## Requirement
Consider the data that follows and state how many lines contain the string "snow", using the number alone.
____________________
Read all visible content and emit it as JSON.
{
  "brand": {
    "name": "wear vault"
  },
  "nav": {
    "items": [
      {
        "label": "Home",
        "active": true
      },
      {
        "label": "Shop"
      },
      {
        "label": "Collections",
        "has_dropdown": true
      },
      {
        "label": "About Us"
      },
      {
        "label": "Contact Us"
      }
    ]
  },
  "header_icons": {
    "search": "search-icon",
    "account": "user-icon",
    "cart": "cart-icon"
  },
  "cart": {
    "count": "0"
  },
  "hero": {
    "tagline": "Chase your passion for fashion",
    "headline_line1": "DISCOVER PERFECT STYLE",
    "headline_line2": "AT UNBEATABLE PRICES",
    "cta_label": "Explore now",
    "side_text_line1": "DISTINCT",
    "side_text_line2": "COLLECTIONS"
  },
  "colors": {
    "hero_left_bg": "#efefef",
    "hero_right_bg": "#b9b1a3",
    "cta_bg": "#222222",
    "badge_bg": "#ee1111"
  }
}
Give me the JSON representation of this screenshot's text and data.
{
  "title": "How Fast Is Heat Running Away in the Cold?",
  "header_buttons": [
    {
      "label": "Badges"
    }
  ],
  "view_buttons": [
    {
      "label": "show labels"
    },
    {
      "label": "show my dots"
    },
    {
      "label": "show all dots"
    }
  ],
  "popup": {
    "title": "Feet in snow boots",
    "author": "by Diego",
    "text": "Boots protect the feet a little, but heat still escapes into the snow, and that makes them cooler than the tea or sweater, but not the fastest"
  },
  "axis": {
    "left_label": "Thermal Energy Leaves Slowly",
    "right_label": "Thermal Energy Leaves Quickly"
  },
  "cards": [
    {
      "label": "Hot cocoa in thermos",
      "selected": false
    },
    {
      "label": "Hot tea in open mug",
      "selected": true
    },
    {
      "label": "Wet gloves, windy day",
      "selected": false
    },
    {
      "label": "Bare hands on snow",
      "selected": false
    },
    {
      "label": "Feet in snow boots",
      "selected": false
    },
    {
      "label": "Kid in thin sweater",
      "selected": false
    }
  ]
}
____________________
## The answer
4